Your answer should be a single number: the count of lines that include the word "得元素符号为".

(Saved entries)
---

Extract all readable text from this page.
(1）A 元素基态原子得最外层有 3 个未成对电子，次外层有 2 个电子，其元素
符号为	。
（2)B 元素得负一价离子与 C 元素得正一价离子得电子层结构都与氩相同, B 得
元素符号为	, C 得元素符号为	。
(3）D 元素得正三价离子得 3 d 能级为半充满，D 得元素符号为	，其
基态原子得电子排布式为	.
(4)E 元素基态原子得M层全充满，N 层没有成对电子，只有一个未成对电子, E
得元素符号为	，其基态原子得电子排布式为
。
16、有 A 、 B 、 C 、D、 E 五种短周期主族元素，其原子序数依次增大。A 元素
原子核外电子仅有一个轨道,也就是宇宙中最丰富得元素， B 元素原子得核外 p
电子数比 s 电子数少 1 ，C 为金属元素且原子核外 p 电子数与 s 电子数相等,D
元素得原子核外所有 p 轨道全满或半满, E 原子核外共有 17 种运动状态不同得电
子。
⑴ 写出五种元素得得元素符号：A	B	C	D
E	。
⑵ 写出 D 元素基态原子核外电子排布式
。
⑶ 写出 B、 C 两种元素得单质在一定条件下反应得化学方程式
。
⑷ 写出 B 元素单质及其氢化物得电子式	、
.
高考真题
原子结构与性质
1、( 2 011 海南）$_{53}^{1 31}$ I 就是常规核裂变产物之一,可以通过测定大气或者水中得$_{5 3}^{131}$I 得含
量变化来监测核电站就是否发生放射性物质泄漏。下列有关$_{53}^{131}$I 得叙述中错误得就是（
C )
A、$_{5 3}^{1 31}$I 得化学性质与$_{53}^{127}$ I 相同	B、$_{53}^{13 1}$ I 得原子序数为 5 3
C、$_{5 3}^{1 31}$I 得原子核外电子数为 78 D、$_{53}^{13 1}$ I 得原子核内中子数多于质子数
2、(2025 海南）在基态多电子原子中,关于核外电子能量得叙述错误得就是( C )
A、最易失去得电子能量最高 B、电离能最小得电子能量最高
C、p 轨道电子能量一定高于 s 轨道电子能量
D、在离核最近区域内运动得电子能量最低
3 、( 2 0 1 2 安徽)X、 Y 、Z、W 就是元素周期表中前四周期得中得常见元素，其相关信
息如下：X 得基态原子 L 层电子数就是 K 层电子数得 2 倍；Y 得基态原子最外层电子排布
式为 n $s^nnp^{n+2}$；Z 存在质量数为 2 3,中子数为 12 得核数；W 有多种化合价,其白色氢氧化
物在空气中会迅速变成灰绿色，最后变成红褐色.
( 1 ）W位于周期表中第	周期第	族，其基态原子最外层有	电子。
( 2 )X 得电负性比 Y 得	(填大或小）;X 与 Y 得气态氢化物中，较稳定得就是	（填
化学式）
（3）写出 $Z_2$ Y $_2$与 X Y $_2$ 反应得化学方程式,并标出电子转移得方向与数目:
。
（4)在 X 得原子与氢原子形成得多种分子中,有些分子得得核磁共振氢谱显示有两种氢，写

---

# [REPLY]
3